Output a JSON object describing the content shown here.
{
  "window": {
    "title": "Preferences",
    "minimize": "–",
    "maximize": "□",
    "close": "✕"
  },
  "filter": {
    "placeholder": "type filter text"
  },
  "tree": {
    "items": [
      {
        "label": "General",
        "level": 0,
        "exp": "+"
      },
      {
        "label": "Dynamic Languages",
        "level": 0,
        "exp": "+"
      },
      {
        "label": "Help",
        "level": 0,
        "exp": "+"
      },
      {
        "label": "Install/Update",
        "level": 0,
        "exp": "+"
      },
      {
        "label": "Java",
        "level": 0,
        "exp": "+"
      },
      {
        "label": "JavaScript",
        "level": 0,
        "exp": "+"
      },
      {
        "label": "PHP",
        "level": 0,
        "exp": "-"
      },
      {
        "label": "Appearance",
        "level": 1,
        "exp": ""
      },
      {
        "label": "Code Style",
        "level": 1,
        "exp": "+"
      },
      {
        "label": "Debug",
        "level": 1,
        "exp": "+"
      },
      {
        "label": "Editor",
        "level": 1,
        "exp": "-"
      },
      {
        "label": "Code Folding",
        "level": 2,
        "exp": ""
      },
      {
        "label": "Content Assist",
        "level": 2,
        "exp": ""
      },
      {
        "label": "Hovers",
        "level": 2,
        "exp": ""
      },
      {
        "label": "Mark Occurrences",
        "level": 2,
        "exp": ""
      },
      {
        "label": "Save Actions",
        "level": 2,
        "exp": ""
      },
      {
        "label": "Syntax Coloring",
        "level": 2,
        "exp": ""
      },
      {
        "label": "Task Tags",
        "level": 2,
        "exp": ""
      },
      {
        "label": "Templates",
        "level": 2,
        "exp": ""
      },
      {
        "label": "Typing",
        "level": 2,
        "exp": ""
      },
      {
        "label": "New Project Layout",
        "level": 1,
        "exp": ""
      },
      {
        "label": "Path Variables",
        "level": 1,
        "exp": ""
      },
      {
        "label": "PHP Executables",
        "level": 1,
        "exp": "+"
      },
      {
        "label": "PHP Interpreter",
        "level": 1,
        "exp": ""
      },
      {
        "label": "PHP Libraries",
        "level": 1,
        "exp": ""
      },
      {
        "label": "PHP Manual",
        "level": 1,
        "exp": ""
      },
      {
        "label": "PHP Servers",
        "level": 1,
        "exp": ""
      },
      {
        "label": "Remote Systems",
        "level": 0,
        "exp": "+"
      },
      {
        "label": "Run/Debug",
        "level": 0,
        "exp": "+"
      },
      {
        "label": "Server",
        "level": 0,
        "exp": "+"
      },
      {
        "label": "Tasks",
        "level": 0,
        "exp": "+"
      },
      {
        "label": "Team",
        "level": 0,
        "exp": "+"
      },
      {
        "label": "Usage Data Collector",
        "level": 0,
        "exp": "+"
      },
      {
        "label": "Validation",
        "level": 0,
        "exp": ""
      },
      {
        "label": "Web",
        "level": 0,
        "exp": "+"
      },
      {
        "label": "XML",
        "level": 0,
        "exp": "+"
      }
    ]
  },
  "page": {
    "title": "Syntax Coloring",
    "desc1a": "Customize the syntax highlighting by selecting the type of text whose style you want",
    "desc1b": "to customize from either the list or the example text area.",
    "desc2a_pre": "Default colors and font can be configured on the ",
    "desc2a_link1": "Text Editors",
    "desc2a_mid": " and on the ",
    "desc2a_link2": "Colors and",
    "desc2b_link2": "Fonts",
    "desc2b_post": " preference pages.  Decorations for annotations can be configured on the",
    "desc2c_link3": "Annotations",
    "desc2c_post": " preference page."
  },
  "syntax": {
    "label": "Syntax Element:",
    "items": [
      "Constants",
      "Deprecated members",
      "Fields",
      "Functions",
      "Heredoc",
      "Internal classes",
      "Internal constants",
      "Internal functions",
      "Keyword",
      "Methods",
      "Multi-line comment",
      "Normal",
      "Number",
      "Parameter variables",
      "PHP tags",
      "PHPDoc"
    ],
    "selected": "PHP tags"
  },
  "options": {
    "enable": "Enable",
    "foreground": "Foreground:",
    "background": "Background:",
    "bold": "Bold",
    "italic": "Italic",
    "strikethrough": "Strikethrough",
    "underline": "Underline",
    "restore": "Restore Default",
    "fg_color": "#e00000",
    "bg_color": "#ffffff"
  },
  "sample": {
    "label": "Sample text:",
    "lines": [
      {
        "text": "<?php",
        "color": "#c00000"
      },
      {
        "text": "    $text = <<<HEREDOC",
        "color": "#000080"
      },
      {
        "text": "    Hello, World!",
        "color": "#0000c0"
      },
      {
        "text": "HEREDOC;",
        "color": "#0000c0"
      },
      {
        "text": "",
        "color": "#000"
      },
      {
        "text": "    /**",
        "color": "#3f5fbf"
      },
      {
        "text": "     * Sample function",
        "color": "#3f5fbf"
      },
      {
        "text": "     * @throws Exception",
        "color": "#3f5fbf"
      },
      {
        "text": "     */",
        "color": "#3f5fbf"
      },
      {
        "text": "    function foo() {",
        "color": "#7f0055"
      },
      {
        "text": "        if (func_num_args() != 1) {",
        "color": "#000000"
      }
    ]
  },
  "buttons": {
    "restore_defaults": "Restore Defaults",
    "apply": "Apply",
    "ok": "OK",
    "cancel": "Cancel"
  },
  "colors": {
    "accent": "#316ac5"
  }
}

+-------+

▶ **What is expected**:
Write out the complete set of records exactly as given.

▶ **Reply**:
Output a JSON object describing the content shown here.
{
  "window": {
    "title": "Preferences",
    "minimize": "–",
    "maximize": "□",
    "close": "✕"
  },
  "filter": {
    "placeholder": "type filter text"
  },
  "tree": {
    "items": [
      {
        "label": "General",
        "level": 0,
        "exp": "+"
      },
      {
        "label": "Dynamic Languages",
        "level": 0,
        "exp": "+"
      },
      {
        "label": "Help",
        "level": 0,
        "exp": "+"
      },
      {
        "label": "Install/Update",
        "level": 0,
        "exp": "+"
      },
      {
        "label": "Java",
        "level": 0,
        "exp": "+"
      },
      {
        "label": "JavaScript",
        "level": 0,
        "exp": "+"
      },
      {
        "label": "PHP",
        "level": 0,
        "exp": "-"
      },
      {
        "label": "Appearance",
        "level": 1,
        "exp": ""
      },
      {
        "label": "Code Style",
        "level": 1,
        "exp": "+"
      },
      {
        "label": "Debug",
        "level": 1,
        "exp": "+"
      },
      {
        "label": "Editor",
        "level": 1,
        "exp": "-"
      },
      {
        "label": "Code Folding",
        "level": 2,
        "exp": ""
      },
      {
        "label": "Content Assist",
        "level": 2,
        "exp": ""
      },
      {
        "label": "Hovers",
        "level": 2,
        "exp": ""
      },
      {
        "label": "Mark Occurrences",
        "level": 2,
        "exp": ""
      },
      {
        "label": "Save Actions",
        "level": 2,
        "exp": ""
      },
      {
        "label": "Syntax Coloring",
        "level": 2,
        "exp": ""
      },
      {
        "label": "Task Tags",
        "level": 2,
        "exp": ""
      },
      {
        "label": "Templates",
        "level": 2,
        "exp": ""
      },
      {
        "label": "Typing",
        "level": 2,
        "exp": ""
      },
      {
        "label": "New Project Layout",
        "level": 1,
        "exp": ""
      },
      {
        "label": "Path Variables",
        "level": 1,
        "exp": ""
      },
      {
        "label": "PHP Executables",
        "level": 1,
        "exp": "+"
      },
      {
        "label": "PHP Interpreter",
        "level": 1,
        "exp": ""
      },
      {
        "label": "PHP Libraries",
        "level": 1,
        "exp": ""
      },
      {
        "label": "PHP Manual",
        "level": 1,
        "exp": ""
      },
      {
        "label": "PHP Servers",
        "level": 1,
        "exp": ""
      },
      {
        "label": "Remote Systems",
        "level": 0,
        "exp": "+"
      },
      {
        "label": "Run/Debug",
        "level": 0,
        "exp": "+"
      },
      {
        "label": "Server",
        "level": 0,
        "exp": "+"
      },
      {
        "label": "Tasks",
        "level": 0,
        "exp": "+"
      },
      {
        "label": "Team",
        "level": 0,
        "exp": "+"
      },
      {
        "label": "Usage Data Collector",
        "level": 0,
        "exp": "+"
      },
      {
        "label": "Validation",
        "level": 0,
        "exp": ""
      },
      {
        "label": "Web",
        "level": 0,
        "exp": "+"
      },
      {
        "label": "XML",
        "level": 0,
        "exp": "+"
      }
    ]
  },
  "page": {
    "title": "Syntax Coloring",
    "desc1a": "Customize the syntax highlighting by selecting the type of text whose style you want",
    "desc1b": "to customize from either the list or the example text area.",
    "desc2a_pre": "Default colors and font can be configured on the ",
    "desc2a_link1": "Text Editors",
    "desc2a_mid": " and on the ",
    "desc2a_link2": "Colors and",
    "desc2b_link2": "Fonts",
    "desc2b_post": " preference pages.  Decorations for annotations can be configured on the",
    "desc2c_link3": "Annotations",
    "desc2c_post": " preference page."
  },
  "syntax": {
    "label": "Syntax Element:",
    "items": [
      "Constants",
      "Deprecated members",
      "Fields",
      "Functions",
      "Heredoc",
      "Internal classes",
      "Internal constants",
      "Internal functions",
      "Keyword",
      "Methods",
      "Multi-line comment",
      "Normal",
      "Number",
      "Parameter variables",
      "PHP tags",
      "PHPDoc"
    ],
    "selected": "PHP tags"
  },
  "options": {
    "enable": "Enable",
    "foreground": "Foreground:",
    "background": "Background:",
    "bold": "Bold",
    "italic": "Italic",
    "strikethrough": "Strikethrough",
    "underline": "Underline",
    "restore": "Restore Default",
    "fg_color": "#e00000",
    "bg_color": "#ffffff"
  },
  "sample": {
    "label": "Sample text:",
    "lines": [
      {
        "text": "<?php",
        "color": "#c00000"
      },
      {
        "text": "    $text = <<<HEREDOC",
        "color": "#000080"
      },
      {
        "text": "    Hello, World!",
        "color": "#0000c0"
      },
      {
        "text": "HEREDOC;",
        "color": "#0000c0"
      },
      {
        "text": "",
        "color": "#000"
      },
      {
        "text": "    /**",
        "color": "#3f5fbf"
      },
      {
        "text": "     * Sample function",
        "color": "#3f5fbf"
      },
      {
        "text": "     * @throws Exception",
        "color": "#3f5fbf"
      },
      {
        "text": "     */",
        "color": "#3f5fbf"
      },
      {
        "text": "    function foo() {",
        "color": "#7f0055"
      },
      {
        "text": "        if (func_num_args() != 1) {",
        "color": "#000000"
      }
    ]
  },
  "buttons": {
    "restore_defaults": "Restore Defaults",
    "apply": "Apply",
    "ok": "OK",
    "cancel": "Cancel"
  },
  "colors": {
    "accent": "#316ac5"
  }
}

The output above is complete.